_To be done_: Skip the pictures. Copy all the rest of the records down exactly.

※ ※ ※

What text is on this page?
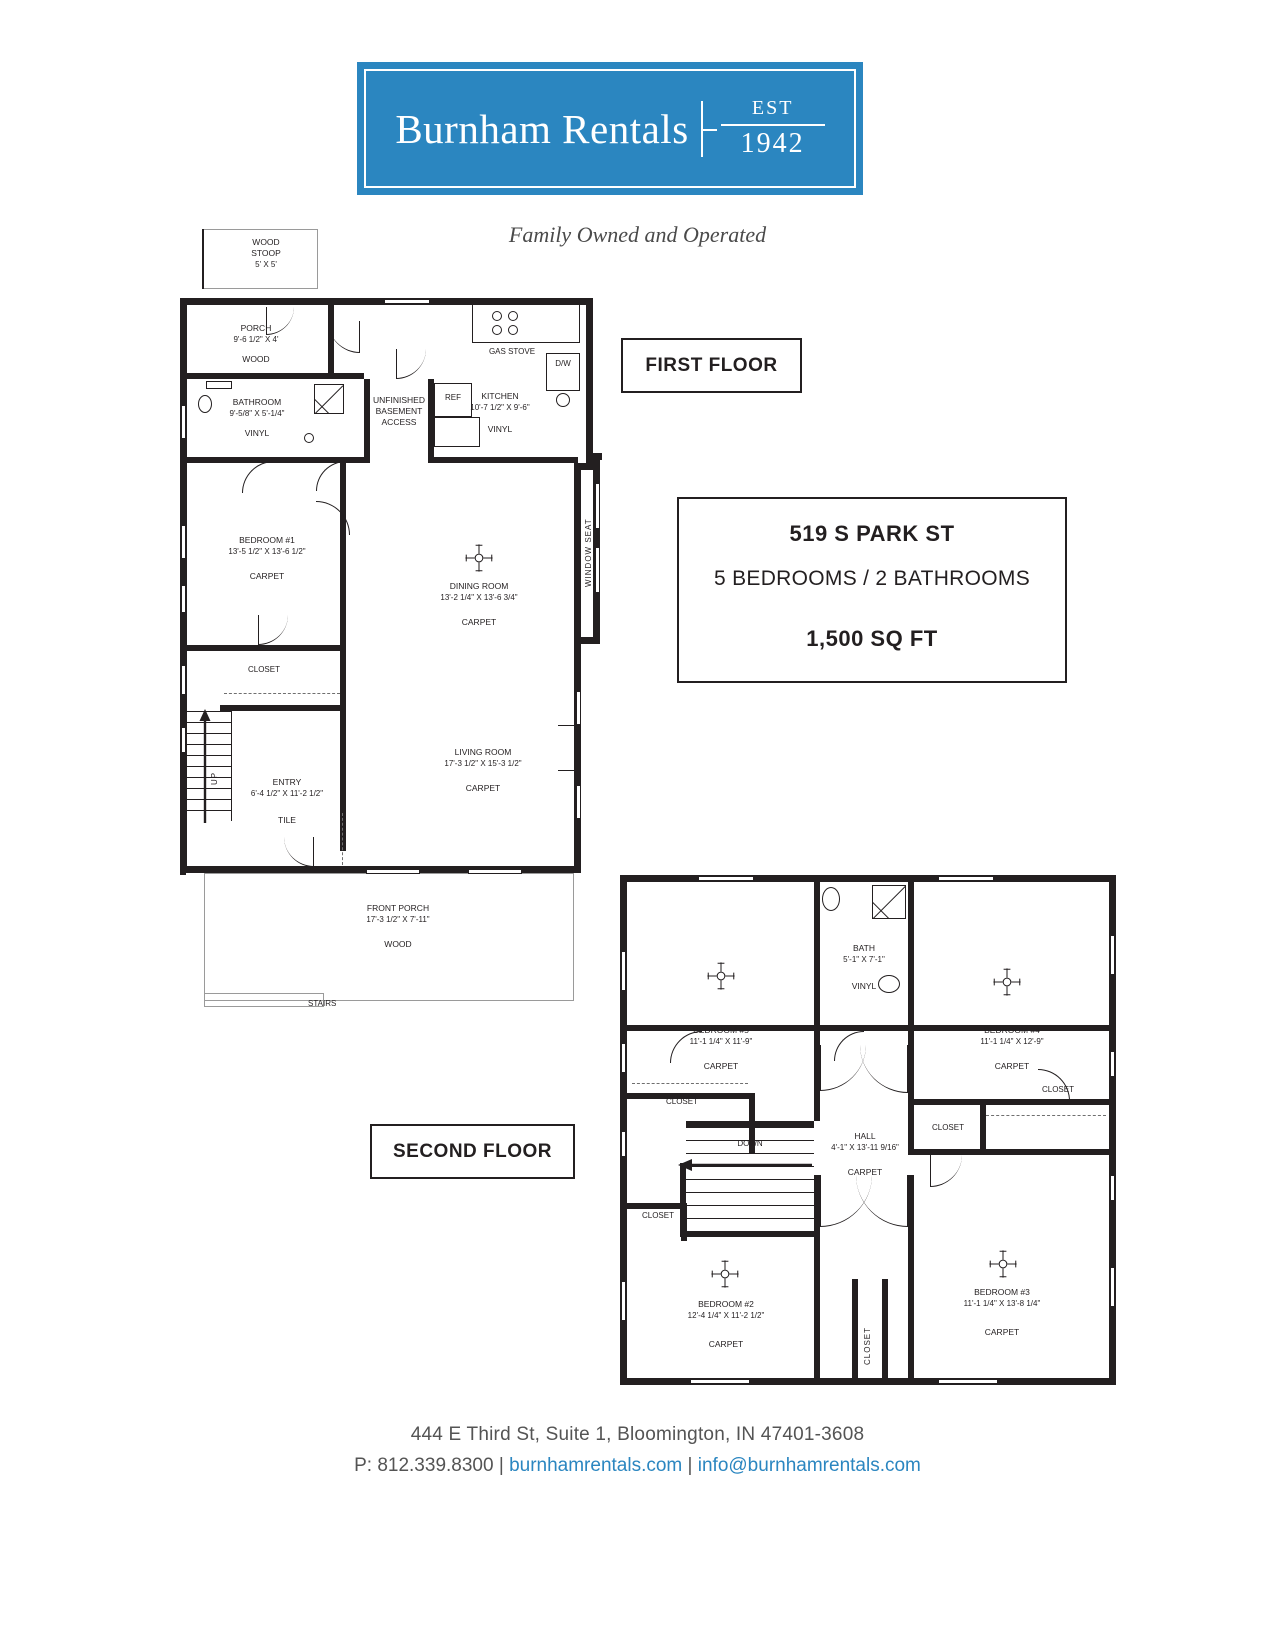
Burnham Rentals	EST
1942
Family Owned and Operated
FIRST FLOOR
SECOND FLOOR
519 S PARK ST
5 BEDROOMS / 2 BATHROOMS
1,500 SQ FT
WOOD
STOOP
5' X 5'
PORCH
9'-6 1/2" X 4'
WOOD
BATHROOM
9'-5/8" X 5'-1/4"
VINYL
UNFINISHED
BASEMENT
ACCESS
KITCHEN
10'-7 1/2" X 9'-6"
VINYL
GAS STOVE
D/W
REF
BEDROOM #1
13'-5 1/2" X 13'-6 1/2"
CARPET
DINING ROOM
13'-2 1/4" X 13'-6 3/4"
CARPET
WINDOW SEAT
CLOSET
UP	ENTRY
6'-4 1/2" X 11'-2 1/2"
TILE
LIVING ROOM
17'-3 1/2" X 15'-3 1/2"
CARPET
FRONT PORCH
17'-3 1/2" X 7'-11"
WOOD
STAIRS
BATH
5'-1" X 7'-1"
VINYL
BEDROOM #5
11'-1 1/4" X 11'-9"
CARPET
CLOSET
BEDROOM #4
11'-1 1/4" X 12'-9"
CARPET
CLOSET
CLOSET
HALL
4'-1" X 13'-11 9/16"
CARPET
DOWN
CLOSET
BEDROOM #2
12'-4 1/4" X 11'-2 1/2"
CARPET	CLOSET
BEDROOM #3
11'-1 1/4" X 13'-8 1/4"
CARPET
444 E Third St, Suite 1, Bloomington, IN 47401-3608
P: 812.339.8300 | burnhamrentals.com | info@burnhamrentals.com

※ ※ ※

_Result below_:
What text is on this page?
Burnham Rentals	EST
1942
Family Owned and Operated
FIRST FLOOR
SECOND FLOOR
519 S PARK ST
5 BEDROOMS / 2 BATHROOMS
1,500 SQ FT
WOOD
STOOP
5' X 5'
PORCH
9'-6 1/2" X 4'
WOOD
BATHROOM
9'-5/8" X 5'-1/4"
VINYL
UNFINISHED
BASEMENT
ACCESS
KITCHEN
10'-7 1/2" X 9'-6"
VINYL
GAS STOVE
D/W
REF
BEDROOM #1
13'-5 1/2" X 13'-6 1/2"
CARPET
DINING ROOM
13'-2 1/4" X 13'-6 3/4"
CARPET
WINDOW SEAT
CLOSET
UP	ENTRY
6'-4 1/2" X 11'-2 1/2"
TILE
LIVING ROOM
17'-3 1/2" X 15'-3 1/2"
CARPET
FRONT PORCH
17'-3 1/2" X 7'-11"
WOOD
STAIRS
BATH
5'-1" X 7'-1"
VINYL
BEDROOM #5
11'-1 1/4" X 11'-9"
CARPET
CLOSET
BEDROOM #4
11'-1 1/4" X 12'-9"
CARPET
CLOSET
CLOSET
HALL
4'-1" X 13'-11 9/16"
CARPET
DOWN
CLOSET
BEDROOM #2
12'-4 1/4" X 11'-2 1/2"
CARPET	CLOSET
BEDROOM #3
11'-1 1/4" X 13'-8 1/4"
CARPET
444 E Third St, Suite 1, Bloomington, IN 47401-3608
P: 812.339.8300 | burnhamrentals.com | info@burnhamrentals.com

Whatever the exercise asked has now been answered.